• DIRECTIONS: Restate each of the lines below word for word and drop every picture.

Records from a data source:
☆ ☆ ☆

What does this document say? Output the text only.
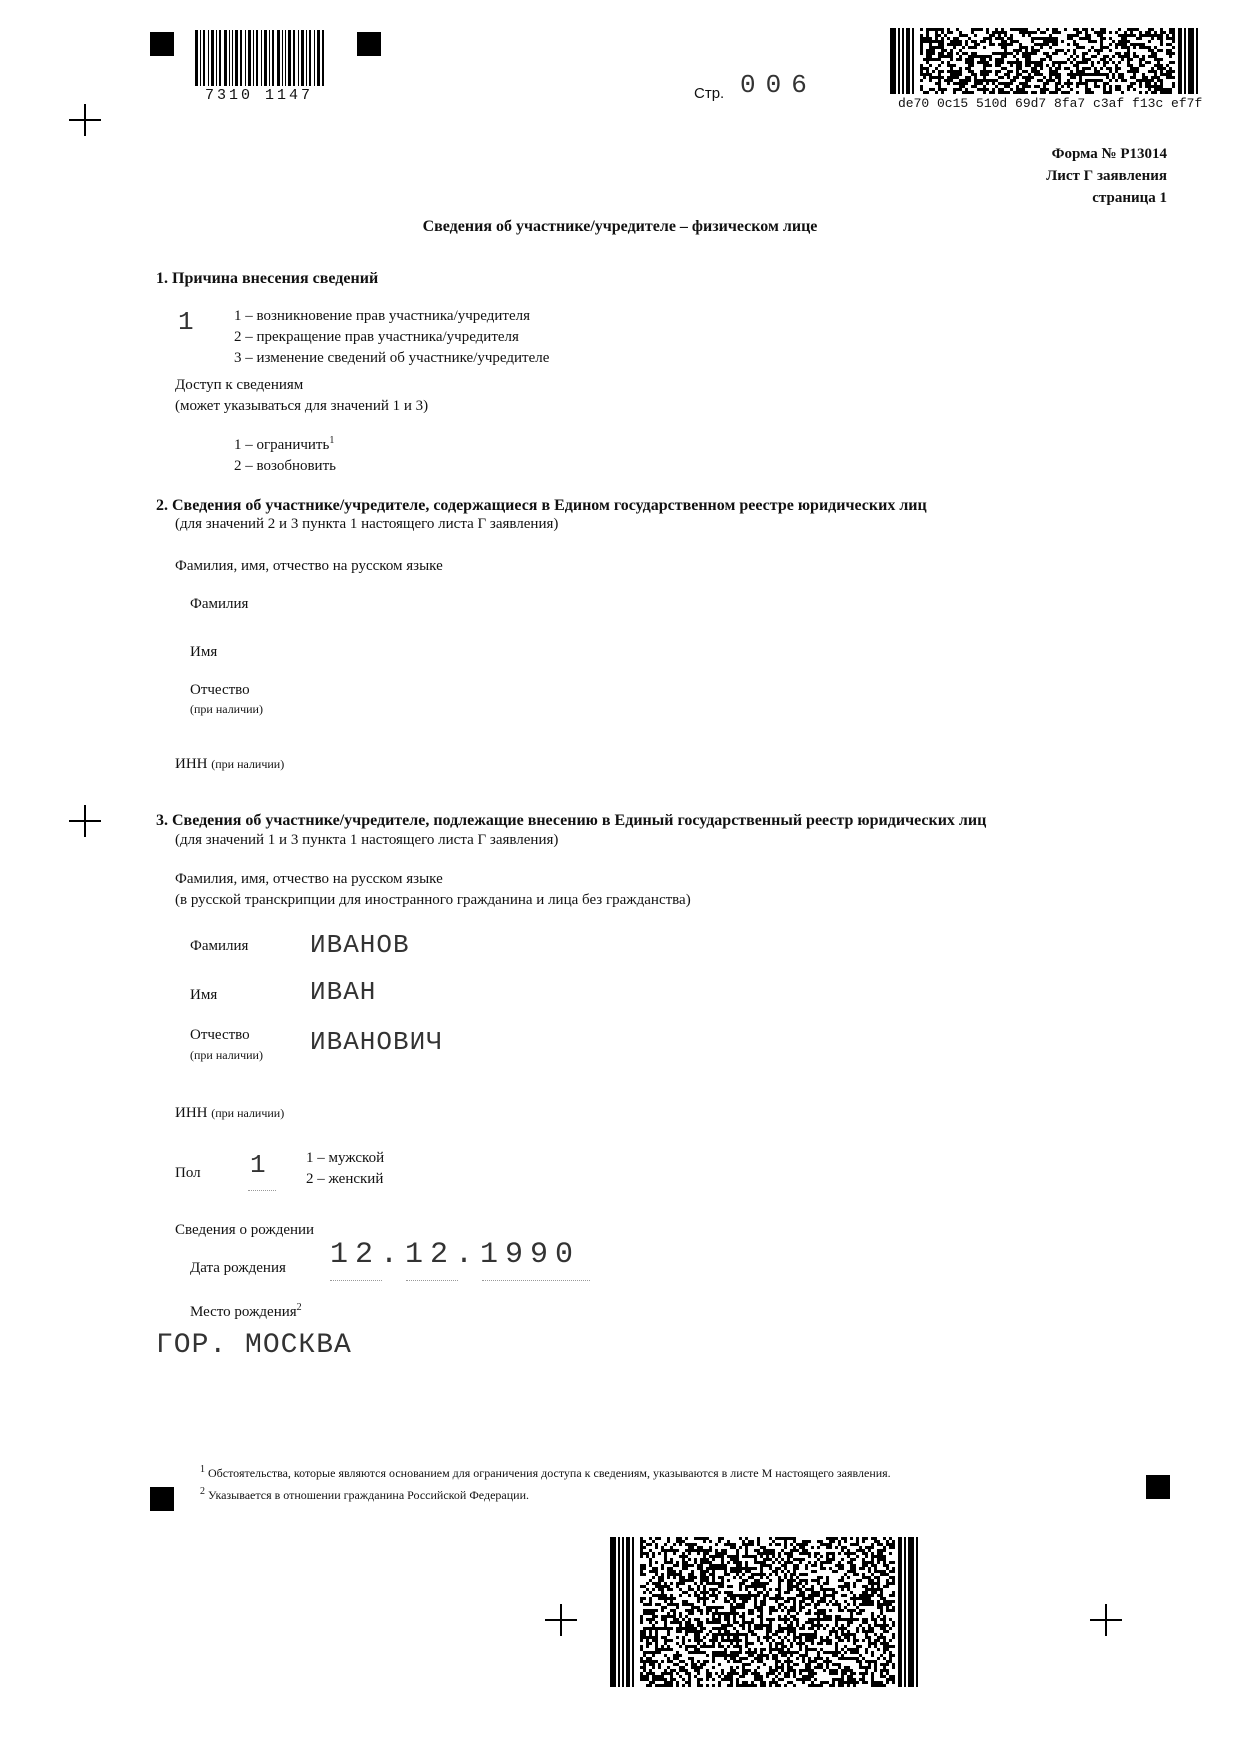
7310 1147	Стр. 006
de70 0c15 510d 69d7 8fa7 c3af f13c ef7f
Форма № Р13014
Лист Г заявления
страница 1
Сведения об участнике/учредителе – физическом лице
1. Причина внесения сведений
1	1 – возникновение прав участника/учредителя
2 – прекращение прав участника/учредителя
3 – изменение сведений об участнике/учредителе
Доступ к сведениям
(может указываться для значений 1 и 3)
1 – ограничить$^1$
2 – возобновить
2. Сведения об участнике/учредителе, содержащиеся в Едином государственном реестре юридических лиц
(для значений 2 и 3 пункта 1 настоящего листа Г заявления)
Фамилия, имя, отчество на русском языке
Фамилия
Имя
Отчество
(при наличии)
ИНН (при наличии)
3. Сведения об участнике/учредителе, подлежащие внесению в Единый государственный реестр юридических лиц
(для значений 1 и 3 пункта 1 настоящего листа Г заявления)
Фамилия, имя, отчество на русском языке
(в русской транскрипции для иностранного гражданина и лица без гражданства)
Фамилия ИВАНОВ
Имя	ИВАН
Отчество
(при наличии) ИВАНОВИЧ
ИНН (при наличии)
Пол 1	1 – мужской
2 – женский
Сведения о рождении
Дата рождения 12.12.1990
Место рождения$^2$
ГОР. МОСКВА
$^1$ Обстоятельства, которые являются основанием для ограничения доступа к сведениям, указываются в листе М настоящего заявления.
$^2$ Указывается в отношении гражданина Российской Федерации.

☆ ☆ ☆

• RESULT OF THE TASK:
What does this document say? Output the text only.
7310 1147	Стр. 006
de70 0c15 510d 69d7 8fa7 c3af f13c ef7f
Форма № Р13014
Лист Г заявления
страница 1
Сведения об участнике/учредителе – физическом лице
1. Причина внесения сведений
1	1 – возникновение прав участника/учредителя
2 – прекращение прав участника/учредителя
3 – изменение сведений об участнике/учредителе
Доступ к сведениям
(может указываться для значений 1 и 3)
1 – ограничить$^1$
2 – возобновить
2. Сведения об участнике/учредителе, содержащиеся в Едином государственном реестре юридических лиц
(для значений 2 и 3 пункта 1 настоящего листа Г заявления)
Фамилия, имя, отчество на русском языке
Фамилия
Имя
Отчество
(при наличии)
ИНН (при наличии)
3. Сведения об участнике/учредителе, подлежащие внесению в Единый государственный реестр юридических лиц
(для значений 1 и 3 пункта 1 настоящего листа Г заявления)
Фамилия, имя, отчество на русском языке
(в русской транскрипции для иностранного гражданина и лица без гражданства)
Фамилия ИВАНОВ
Имя	ИВАН
Отчество
(при наличии) ИВАНОВИЧ
ИНН (при наличии)
Пол 1	1 – мужской
2 – женский
Сведения о рождении
Дата рождения 12.12.1990
Место рождения$^2$
ГОР. МОСКВА
$^1$ Обстоятельства, которые являются основанием для ограничения доступа к сведениям, указываются в листе М настоящего заявления.
$^2$ Указывается в отношении гражданина Российской Федерации.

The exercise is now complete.